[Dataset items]
┄┄┄┄┄┄┄┄┄┄

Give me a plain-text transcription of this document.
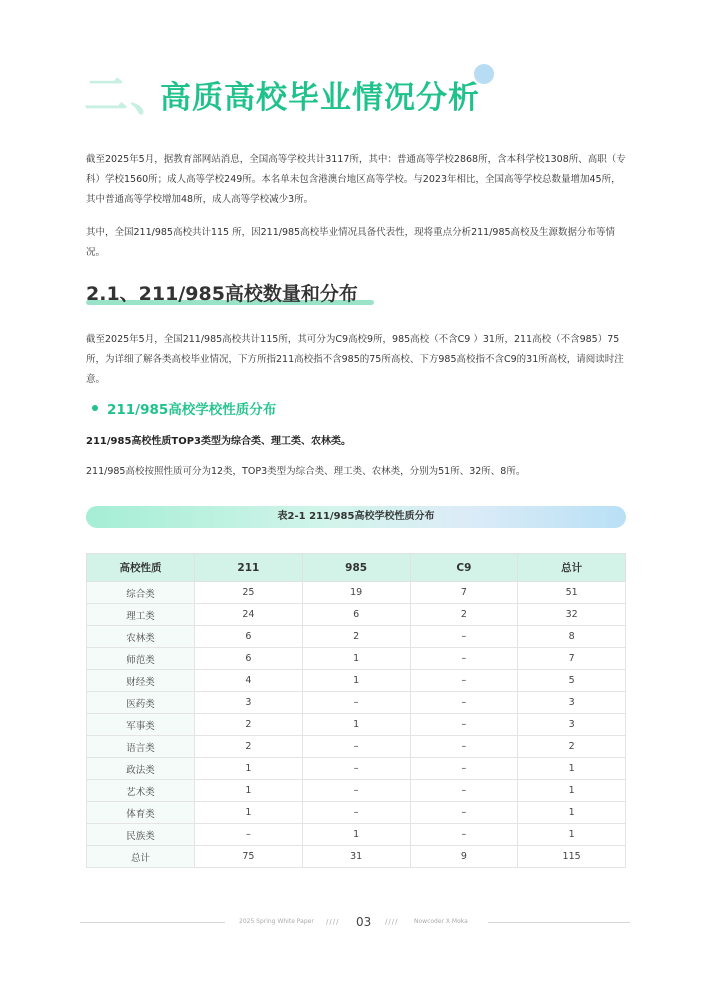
二、
高质高校毕业情况分析

截至2025年5月，据教育部网站消息，全国高等学校共计3117所，其中：普通高等学校2868所，含本科学校1308所、高职（专科）学校1560所；成人高等学校249所。本名单未包含港澳台地区高等学校。与2023年相比，全国高等学校总数量增加45所，其中普通高等学校增加48所，成人高等学校减少3所。

其中，全国211/985高校共计115 所，因211/985高校毕业情况具备代表性，现将重点分析211/985高校及生源数据分布等情况。

2.1、211/985高校数量和分布

截至2025年5月，全国211/985高校共计115所，其可分为C9高校9所，985高校（不含C9 ）31所，211高校（不含985）75所，为详细了解各类高校毕业情况，下方所指211高校指不含985的75所高校、下方985高校指不含C9的31所高校，请阅读时注意。

211/985高校学校性质分布

211/985高校性质TOP3类型为综合类、理工类、农林类。

211/985高校按照性质可分为12类，TOP3类型为综合类、理工类、农林类，分别为51所、32所、8所。

表2-1 211/985高校学校性质分布
高校性质	211	985	C9	总计
综合类	25	19	7	51
理工类	24	6	2	32
农林类	6	2	–	8
师范类	6	1	–	7
财经类	4	1	–	5
医药类	3	–	–	3
军事类	2	1	–	3
语言类	2	–	–	2
政法类	1	–	–	1
艺术类	1	–	–	1
体育类	1	–	–	1
民族类	–	1	–	1
总计	75	31	9	115
2025 Spring White Paper //// 03 ////	Nowcoder X Moka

┄┄┄┄┄┄┄┄┄┄

=== WHAT IS BEING ASKED ===
Reproduce the listing word for word and omit its pictures.

=== THE REPLY ===
Give me a plain-text transcription of this document.
二、
高质高校毕业情况分析

截至2025年5月，据教育部网站消息，全国高等学校共计3117所，其中：普通高等学校2868所，含本科学校1308所、高职（专科）学校1560所；成人高等学校249所。本名单未包含港澳台地区高等学校。与2023年相比，全国高等学校总数量增加45所，其中普通高等学校增加48所，成人高等学校减少3所。

其中，全国211/985高校共计115 所，因211/985高校毕业情况具备代表性，现将重点分析211/985高校及生源数据分布等情况。

2.1、211/985高校数量和分布

截至2025年5月，全国211/985高校共计115所，其可分为C9高校9所，985高校（不含C9 ）31所，211高校（不含985）75所，为详细了解各类高校毕业情况，下方所指211高校指不含985的75所高校、下方985高校指不含C9的31所高校，请阅读时注意。

211/985高校学校性质分布

211/985高校性质TOP3类型为综合类、理工类、农林类。

211/985高校按照性质可分为12类，TOP3类型为综合类、理工类、农林类，分别为51所、32所、8所。

表2-1 211/985高校学校性质分布
高校性质	211	985	C9	总计
综合类	25	19	7	51
理工类	24	6	2	32
农林类	6	2	–	8
师范类	6	1	–	7
财经类	4	1	–	5
医药类	3	–	–	3
军事类	2	1	–	3
语言类	2	–	–	2
政法类	1	–	–	1
艺术类	1	–	–	1
体育类	1	–	–	1
民族类	–	1	–	1
总计	75	31	9	115
2025 Spring White Paper //// 03 ////	Nowcoder X Moka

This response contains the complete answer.